Written problem: Extract the listing below in full, unchanged.

+ + + +

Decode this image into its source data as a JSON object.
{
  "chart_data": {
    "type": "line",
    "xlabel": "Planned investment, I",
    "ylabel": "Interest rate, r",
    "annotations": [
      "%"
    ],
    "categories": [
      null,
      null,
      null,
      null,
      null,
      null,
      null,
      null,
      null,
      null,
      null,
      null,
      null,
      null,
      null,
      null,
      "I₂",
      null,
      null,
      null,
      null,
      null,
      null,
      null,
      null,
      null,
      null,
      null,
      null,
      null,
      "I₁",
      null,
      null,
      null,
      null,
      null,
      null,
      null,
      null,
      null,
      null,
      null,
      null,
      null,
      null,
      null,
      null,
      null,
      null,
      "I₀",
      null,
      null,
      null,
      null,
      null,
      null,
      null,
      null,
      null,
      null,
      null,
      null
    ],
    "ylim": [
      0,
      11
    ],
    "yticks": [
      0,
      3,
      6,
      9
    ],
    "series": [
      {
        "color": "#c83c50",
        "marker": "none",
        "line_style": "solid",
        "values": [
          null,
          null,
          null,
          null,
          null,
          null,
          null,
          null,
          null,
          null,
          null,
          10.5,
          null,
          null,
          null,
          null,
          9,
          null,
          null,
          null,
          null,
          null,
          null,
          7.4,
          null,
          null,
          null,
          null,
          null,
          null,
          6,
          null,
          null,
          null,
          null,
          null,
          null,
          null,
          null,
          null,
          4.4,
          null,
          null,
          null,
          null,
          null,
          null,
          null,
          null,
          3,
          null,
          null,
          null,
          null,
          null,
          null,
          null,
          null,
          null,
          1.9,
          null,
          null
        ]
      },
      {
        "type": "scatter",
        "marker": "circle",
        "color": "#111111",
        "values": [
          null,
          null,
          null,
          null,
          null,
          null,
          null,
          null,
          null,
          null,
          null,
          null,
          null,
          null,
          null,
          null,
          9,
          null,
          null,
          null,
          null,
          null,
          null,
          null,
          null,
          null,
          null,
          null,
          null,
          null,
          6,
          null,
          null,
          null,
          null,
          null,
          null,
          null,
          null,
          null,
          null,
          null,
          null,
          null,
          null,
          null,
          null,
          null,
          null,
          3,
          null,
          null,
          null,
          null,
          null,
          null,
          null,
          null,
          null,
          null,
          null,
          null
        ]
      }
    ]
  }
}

+ + + +

Finished task:
Decode this image into its source data as a JSON object.
{
  "chart_data": {
    "type": "line",
    "xlabel": "Planned investment, I",
    "ylabel": "Interest rate, r",
    "annotations": [
      "%"
    ],
    "categories": [
      null,
      null,
      null,
      null,
      null,
      null,
      null,
      null,
      null,
      null,
      null,
      null,
      null,
      null,
      null,
      null,
      "I₂",
      null,
      null,
      null,
      null,
      null,
      null,
      null,
      null,
      null,
      null,
      null,
      null,
      null,
      "I₁",
      null,
      null,
      null,
      null,
      null,
      null,
      null,
      null,
      null,
      null,
      null,
      null,
      null,
      null,
      null,
      null,
      null,
      null,
      "I₀",
      null,
      null,
      null,
      null,
      null,
      null,
      null,
      null,
      null,
      null,
      null,
      null
    ],
    "ylim": [
      0,
      11
    ],
    "yticks": [
      0,
      3,
      6,
      9
    ],
    "series": [
      {
        "color": "#c83c50",
        "marker": "none",
        "line_style": "solid",
        "values": [
          null,
          null,
          null,
          null,
          null,
          null,
          null,
          null,
          null,
          null,
          null,
          10.5,
          null,
          null,
          null,
          null,
          9,
          null,
          null,
          null,
          null,
          null,
          null,
          7.4,
          null,
          null,
          null,
          null,
          null,
          null,
          6,
          null,
          null,
          null,
          null,
          null,
          null,
          null,
          null,
          null,
          4.4,
          null,
          null,
          null,
          null,
          null,
          null,
          null,
          null,
          3,
          null,
          null,
          null,
          null,
          null,
          null,
          null,
          null,
          null,
          1.9,
          null,
          null
        ]
      },
      {
        "type": "scatter",
        "marker": "circle",
        "color": "#111111",
        "values": [
          null,
          null,
          null,
          null,
          null,
          null,
          null,
          null,
          null,
          null,
          null,
          null,
          null,
          null,
          null,
          null,
          9,
          null,
          null,
          null,
          null,
          null,
          null,
          null,
          null,
          null,
          null,
          null,
          null,
          null,
          6,
          null,
          null,
          null,
          null,
          null,
          null,
          null,
          null,
          null,
          null,
          null,
          null,
          null,
          null,
          null,
          null,
          null,
          null,
          3,
          null,
          null,
          null,
          null,
          null,
          null,
          null,
          null,
          null,
          null,
          null,
          null
        ]
      }
    ]
  }
}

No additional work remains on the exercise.